## Stated problem
Search the records that follow and extract every line containing the string "Cost".

## Figure dataset records
——
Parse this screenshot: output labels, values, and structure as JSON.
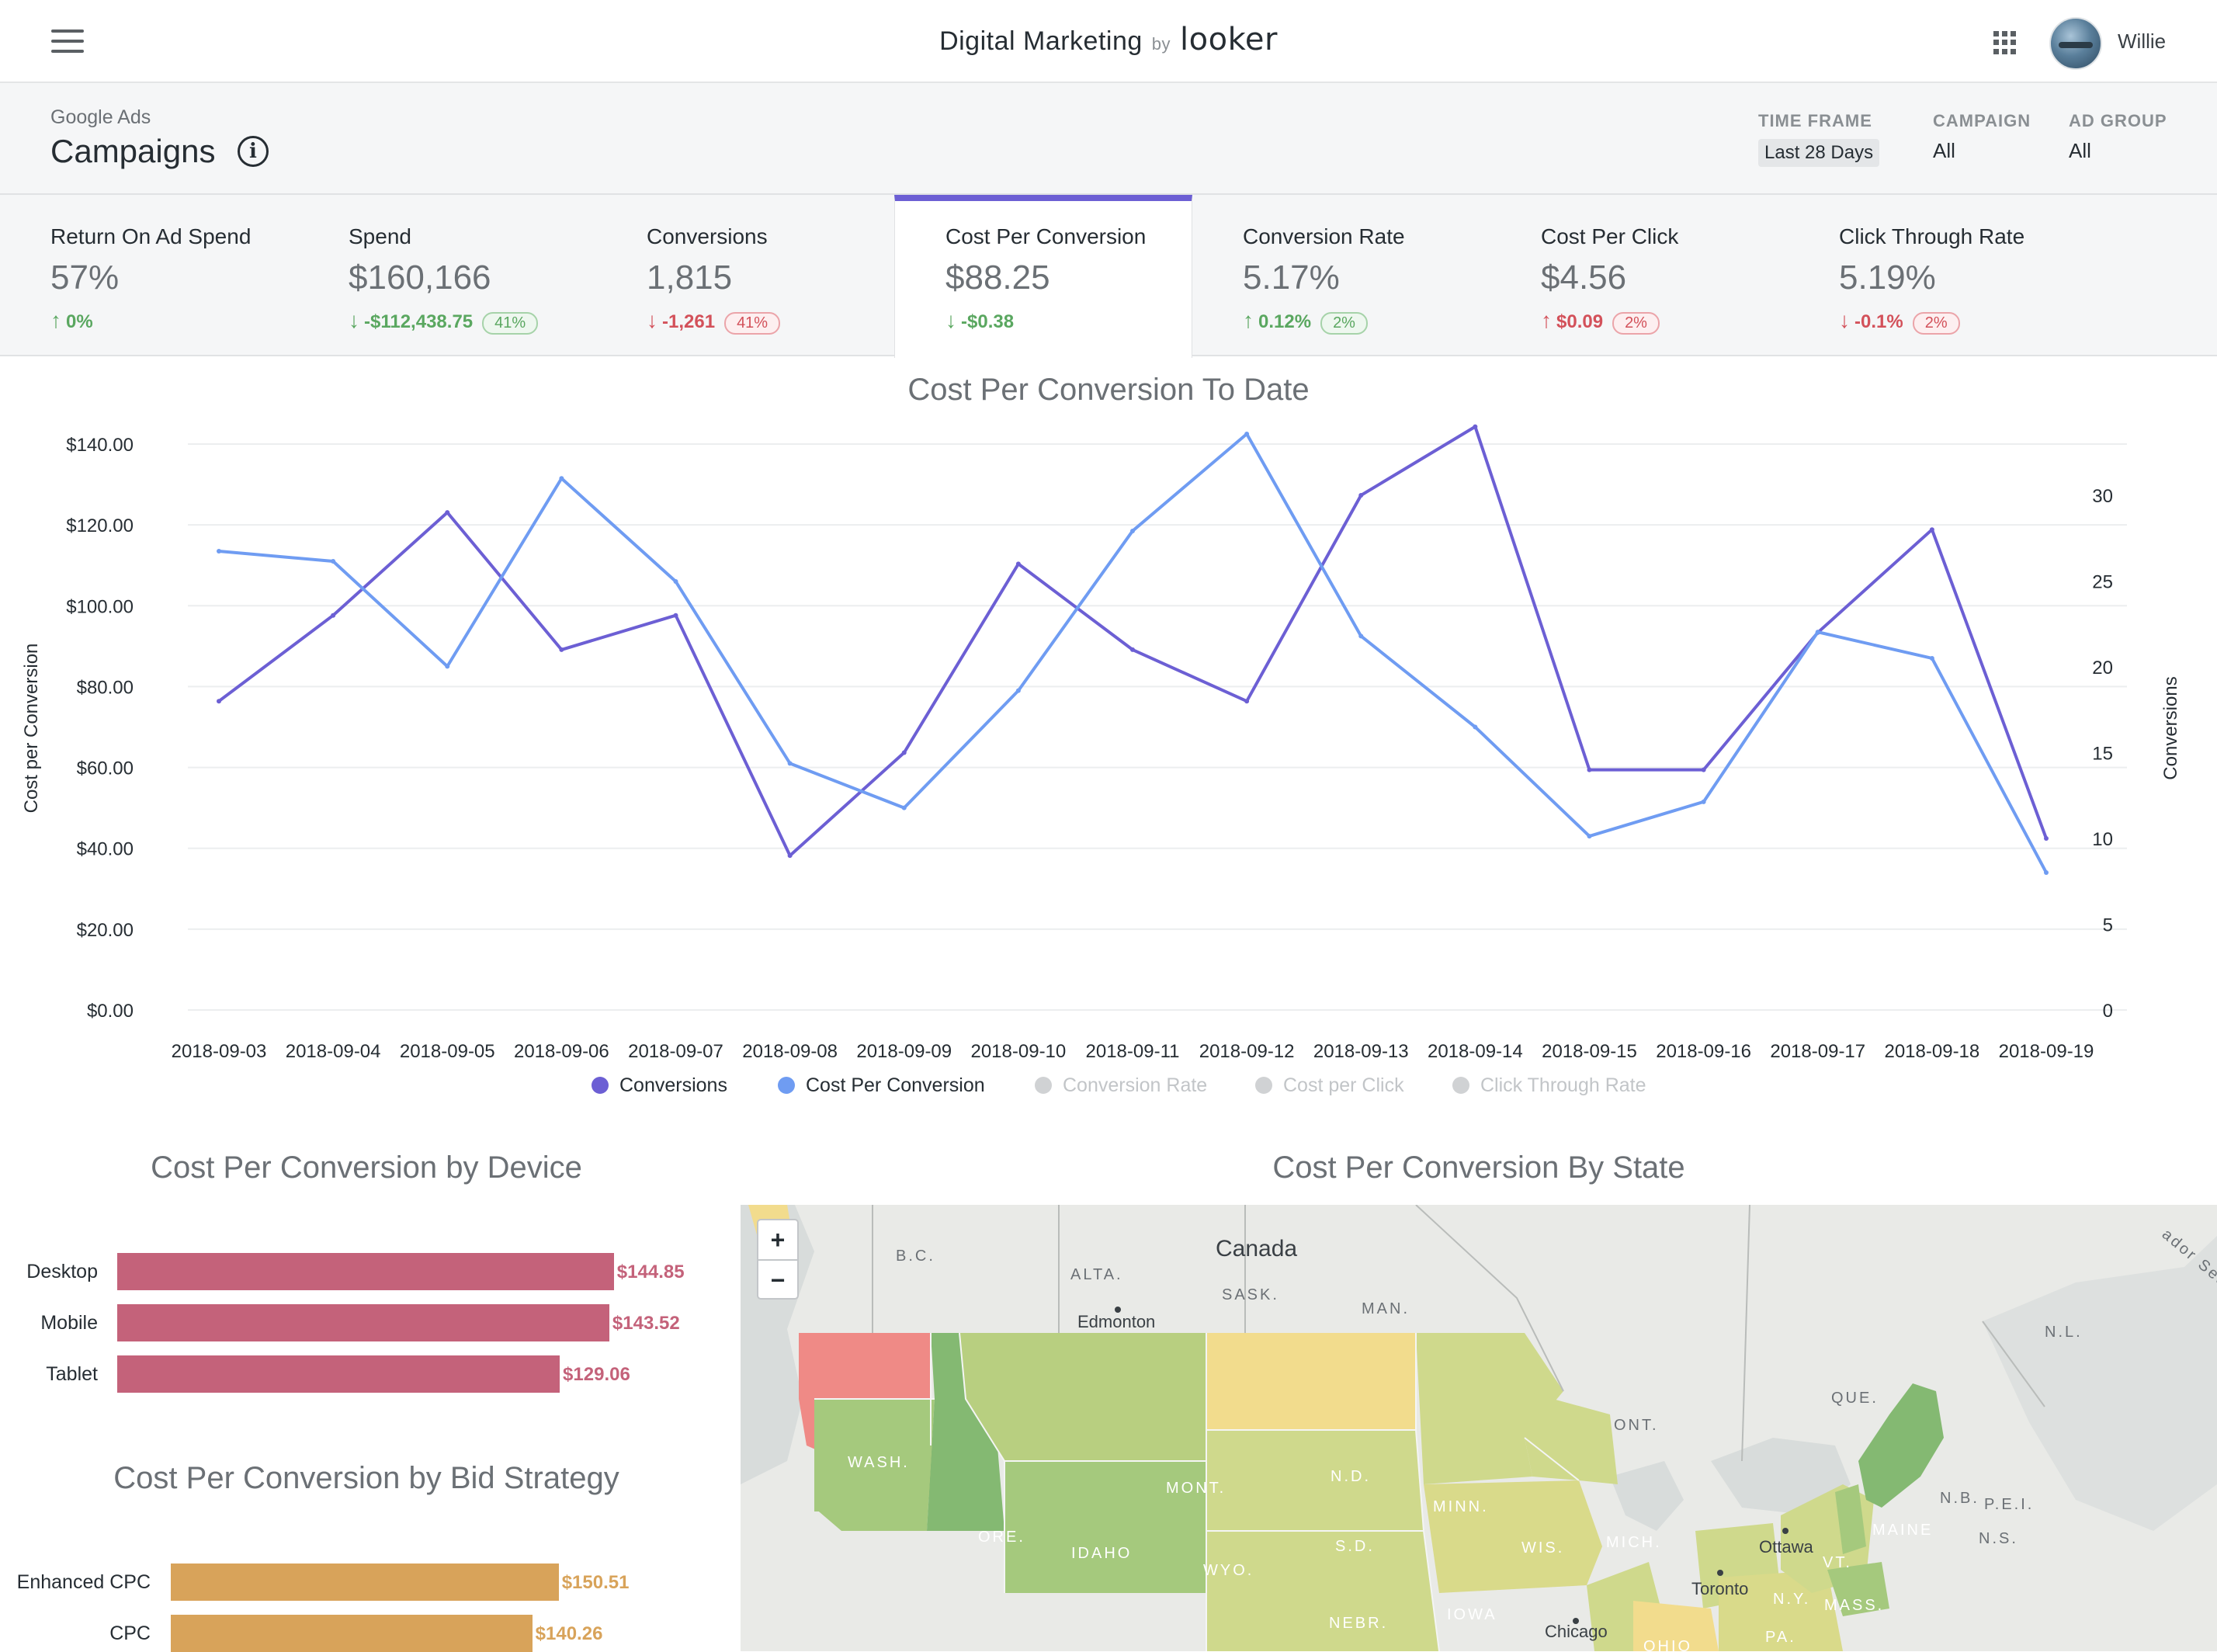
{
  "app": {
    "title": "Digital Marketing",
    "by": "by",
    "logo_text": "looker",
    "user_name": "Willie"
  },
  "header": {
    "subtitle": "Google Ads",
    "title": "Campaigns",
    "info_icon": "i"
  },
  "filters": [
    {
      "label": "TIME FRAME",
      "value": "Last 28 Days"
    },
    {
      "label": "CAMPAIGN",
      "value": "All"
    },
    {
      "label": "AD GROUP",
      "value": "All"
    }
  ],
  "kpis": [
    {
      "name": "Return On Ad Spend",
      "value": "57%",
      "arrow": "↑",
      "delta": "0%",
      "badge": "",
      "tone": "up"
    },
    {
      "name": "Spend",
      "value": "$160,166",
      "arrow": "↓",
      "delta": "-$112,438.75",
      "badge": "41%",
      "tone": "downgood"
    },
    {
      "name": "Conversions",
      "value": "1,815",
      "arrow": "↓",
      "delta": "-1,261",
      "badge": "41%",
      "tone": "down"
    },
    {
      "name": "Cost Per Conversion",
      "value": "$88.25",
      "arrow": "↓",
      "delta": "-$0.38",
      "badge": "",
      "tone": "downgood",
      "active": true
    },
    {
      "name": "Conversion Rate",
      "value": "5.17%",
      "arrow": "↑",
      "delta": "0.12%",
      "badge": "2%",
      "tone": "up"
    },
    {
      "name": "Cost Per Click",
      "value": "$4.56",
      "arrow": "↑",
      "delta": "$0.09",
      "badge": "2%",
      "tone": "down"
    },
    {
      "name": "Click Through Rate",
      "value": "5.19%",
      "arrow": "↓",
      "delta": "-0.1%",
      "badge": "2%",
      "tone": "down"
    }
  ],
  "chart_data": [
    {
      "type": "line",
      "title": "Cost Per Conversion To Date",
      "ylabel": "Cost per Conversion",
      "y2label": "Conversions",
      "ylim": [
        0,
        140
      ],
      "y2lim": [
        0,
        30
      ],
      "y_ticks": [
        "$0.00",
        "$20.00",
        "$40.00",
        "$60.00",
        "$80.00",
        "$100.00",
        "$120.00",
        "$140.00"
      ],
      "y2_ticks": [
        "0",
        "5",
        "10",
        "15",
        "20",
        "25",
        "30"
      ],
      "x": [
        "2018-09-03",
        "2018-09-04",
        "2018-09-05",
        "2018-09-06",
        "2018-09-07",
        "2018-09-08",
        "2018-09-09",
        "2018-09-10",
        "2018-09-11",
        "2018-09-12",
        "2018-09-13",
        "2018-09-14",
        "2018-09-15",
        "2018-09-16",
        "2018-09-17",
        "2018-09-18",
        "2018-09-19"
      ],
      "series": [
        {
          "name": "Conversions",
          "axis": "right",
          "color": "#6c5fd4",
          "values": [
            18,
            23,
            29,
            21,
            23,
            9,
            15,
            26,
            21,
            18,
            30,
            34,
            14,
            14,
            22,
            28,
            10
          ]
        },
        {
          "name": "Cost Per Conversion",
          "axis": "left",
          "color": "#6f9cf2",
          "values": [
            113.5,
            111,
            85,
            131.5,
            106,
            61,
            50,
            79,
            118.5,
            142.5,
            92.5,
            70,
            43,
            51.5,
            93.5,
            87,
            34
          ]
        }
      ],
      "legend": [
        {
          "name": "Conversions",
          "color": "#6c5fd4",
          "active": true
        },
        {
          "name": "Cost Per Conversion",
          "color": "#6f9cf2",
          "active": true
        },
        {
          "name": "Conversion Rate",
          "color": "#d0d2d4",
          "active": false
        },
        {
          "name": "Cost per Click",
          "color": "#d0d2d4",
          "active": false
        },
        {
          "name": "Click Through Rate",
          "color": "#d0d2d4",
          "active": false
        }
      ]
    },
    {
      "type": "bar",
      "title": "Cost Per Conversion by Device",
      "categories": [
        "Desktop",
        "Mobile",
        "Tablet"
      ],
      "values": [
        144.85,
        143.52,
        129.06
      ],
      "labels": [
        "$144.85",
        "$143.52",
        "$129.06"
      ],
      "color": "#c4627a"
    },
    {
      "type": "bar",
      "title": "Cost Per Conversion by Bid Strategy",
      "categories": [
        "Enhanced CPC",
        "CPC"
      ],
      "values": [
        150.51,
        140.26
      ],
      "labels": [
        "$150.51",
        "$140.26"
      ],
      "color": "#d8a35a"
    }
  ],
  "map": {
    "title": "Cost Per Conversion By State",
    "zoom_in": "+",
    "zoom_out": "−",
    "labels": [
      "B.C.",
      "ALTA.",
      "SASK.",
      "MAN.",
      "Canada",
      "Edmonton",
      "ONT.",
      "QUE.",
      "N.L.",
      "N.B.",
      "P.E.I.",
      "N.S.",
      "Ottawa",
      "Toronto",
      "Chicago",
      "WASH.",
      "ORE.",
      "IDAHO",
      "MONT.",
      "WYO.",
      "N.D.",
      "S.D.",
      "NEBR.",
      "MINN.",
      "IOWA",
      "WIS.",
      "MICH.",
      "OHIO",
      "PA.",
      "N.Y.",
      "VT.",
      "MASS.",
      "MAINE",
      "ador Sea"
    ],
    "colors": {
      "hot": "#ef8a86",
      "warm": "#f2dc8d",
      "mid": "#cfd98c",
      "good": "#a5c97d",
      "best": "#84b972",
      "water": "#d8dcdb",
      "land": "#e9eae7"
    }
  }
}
——
## Solution to this task
      "name": "Cost Per Conversion",
      "name": "Cost Per Click",
      "title": "Cost Per Conversion To Date",
      "ylabel": "Cost per Conversion",
          "name": "Cost Per Conversion",
          "name": "Cost Per Conversion",
          "name": "Cost per Click",
      "title": "Cost Per Conversion by Device",
      "title": "Cost Per Conversion by Bid Strategy",
    "title": "Cost Per Conversion By State",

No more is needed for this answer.